--- begin ENTRIES SUPPLIED ---
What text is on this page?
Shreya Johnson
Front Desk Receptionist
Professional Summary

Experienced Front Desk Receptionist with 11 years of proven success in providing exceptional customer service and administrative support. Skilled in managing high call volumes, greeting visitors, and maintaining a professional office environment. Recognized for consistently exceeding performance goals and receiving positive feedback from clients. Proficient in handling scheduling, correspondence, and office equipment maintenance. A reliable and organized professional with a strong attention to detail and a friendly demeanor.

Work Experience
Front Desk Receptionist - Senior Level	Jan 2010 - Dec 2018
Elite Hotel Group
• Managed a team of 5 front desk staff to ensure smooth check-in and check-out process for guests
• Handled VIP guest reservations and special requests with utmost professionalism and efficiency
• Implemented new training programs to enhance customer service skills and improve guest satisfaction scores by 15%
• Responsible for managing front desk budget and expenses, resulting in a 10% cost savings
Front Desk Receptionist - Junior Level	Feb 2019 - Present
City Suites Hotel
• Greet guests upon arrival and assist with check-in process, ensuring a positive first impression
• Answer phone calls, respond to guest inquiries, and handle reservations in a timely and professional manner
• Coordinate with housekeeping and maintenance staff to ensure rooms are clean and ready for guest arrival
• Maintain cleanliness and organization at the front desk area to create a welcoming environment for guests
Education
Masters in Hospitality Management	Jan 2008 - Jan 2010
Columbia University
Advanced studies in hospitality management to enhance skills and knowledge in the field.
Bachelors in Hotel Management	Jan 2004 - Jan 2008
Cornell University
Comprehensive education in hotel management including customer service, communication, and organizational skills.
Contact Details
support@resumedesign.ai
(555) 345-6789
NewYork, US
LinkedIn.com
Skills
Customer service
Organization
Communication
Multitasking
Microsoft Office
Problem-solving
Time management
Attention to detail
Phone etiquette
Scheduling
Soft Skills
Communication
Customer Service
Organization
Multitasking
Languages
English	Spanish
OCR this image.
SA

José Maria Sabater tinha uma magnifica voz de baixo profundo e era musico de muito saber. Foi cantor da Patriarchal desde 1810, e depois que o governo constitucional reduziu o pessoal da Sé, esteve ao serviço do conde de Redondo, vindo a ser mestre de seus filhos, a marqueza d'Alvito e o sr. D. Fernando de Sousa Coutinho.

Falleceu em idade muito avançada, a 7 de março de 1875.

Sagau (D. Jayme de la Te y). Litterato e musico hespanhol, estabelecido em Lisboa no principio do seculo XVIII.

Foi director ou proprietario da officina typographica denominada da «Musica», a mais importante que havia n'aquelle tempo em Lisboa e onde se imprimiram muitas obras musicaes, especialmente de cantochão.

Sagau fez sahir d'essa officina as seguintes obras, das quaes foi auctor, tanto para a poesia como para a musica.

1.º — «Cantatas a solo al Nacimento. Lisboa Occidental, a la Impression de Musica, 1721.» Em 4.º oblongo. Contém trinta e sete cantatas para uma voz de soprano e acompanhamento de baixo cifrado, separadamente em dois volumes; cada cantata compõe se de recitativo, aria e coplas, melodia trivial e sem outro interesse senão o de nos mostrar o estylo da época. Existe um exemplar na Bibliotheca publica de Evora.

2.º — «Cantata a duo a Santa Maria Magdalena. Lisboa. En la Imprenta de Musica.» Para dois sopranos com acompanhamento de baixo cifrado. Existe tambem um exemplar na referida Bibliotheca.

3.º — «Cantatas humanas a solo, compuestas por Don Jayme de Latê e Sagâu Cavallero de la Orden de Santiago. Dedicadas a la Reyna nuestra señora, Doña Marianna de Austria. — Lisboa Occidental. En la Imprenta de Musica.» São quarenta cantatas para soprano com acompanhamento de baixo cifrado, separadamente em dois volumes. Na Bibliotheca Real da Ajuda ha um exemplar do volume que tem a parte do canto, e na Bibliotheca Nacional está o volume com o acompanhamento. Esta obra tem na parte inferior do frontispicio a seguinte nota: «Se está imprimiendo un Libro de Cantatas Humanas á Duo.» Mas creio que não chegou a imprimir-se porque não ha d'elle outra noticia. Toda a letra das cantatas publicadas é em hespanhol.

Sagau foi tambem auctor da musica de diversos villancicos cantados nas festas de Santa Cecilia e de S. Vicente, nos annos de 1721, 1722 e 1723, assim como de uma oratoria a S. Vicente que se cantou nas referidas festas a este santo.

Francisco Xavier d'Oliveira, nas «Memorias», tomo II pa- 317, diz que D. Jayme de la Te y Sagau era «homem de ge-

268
--- end ENTRIES SUPPLIED ---
WHAT THE EXERCISE ASKS: In the entries above, how many lines contain the word "como"? Answer with the number only.

RESPONSE TO THE EXERCISE: 2